◆ **GIVEN RECORDS**:
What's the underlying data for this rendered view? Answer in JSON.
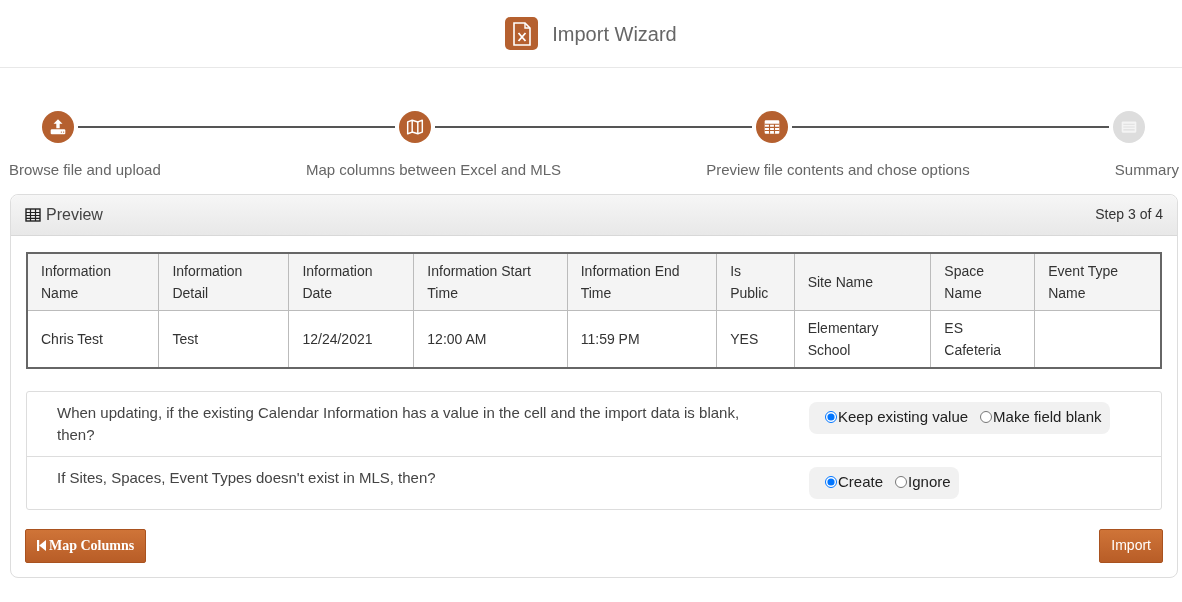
{
  "header": {
    "title": "Import Wizard"
  },
  "steps": [
    {
      "label": "Browse file and upload",
      "completed": true
    },
    {
      "label": "Map columns between Excel and MLS",
      "completed": true
    },
    {
      "label": "Preview file contents and chose options",
      "completed": true
    },
    {
      "label": "Summary",
      "completed": false
    }
  ],
  "panel": {
    "title": "Preview",
    "step": "Step 3 of 4"
  },
  "table": {
    "columns": [
      "Information Name",
      "Information Detail",
      "Information Date",
      "Information Start Time",
      "Information End Time",
      "Is Public",
      "Site Name",
      "Space Name",
      "Event Type Name"
    ],
    "rows": [
      [
        "Chris Test",
        "Test",
        "12/24/2021",
        "12:00 AM",
        "11:59 PM",
        "YES",
        "Elementary School",
        "ES Cafeteria",
        null
      ]
    ]
  },
  "options": [
    {
      "question": "When updating, if the existing Calendar Information has a value in the cell and the import data is blank, then?",
      "choices": [
        {
          "label": "Keep existing value",
          "selected": true
        },
        {
          "label": "Make field blank",
          "selected": false
        }
      ]
    },
    {
      "question": "If Sites, Spaces, Event Types doesn't exist in MLS, then?",
      "choices": [
        {
          "label": "Create",
          "selected": true
        },
        {
          "label": "Ignore",
          "selected": false
        }
      ]
    }
  ],
  "buttons": {
    "back": "Map Columns",
    "next": "Import"
  }
}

◆ **EXERCISE BRIEF**:
Transcribe each entry above exactly, apart from the pictures.

◆ **COMPLETED TASK**:
What's the underlying data for this rendered view? Answer in JSON.
{
  "header": {
    "title": "Import Wizard"
  },
  "steps": [
    {
      "label": "Browse file and upload",
      "completed": true
    },
    {
      "label": "Map columns between Excel and MLS",
      "completed": true
    },
    {
      "label": "Preview file contents and chose options",
      "completed": true
    },
    {
      "label": "Summary",
      "completed": false
    }
  ],
  "panel": {
    "title": "Preview",
    "step": "Step 3 of 4"
  },
  "table": {
    "columns": [
      "Information Name",
      "Information Detail",
      "Information Date",
      "Information Start Time",
      "Information End Time",
      "Is Public",
      "Site Name",
      "Space Name",
      "Event Type Name"
    ],
    "rows": [
      [
        "Chris Test",
        "Test",
        "12/24/2021",
        "12:00 AM",
        "11:59 PM",
        "YES",
        "Elementary School",
        "ES Cafeteria",
        null
      ]
    ]
  },
  "options": [
    {
      "question": "When updating, if the existing Calendar Information has a value in the cell and the import data is blank, then?",
      "choices": [
        {
          "label": "Keep existing value",
          "selected": true
        },
        {
          "label": "Make field blank",
          "selected": false
        }
      ]
    },
    {
      "question": "If Sites, Spaces, Event Types doesn't exist in MLS, then?",
      "choices": [
        {
          "label": "Create",
          "selected": true
        },
        {
          "label": "Ignore",
          "selected": false
        }
      ]
    }
  ],
  "buttons": {
    "back": "Map Columns",
    "next": "Import"
  }
}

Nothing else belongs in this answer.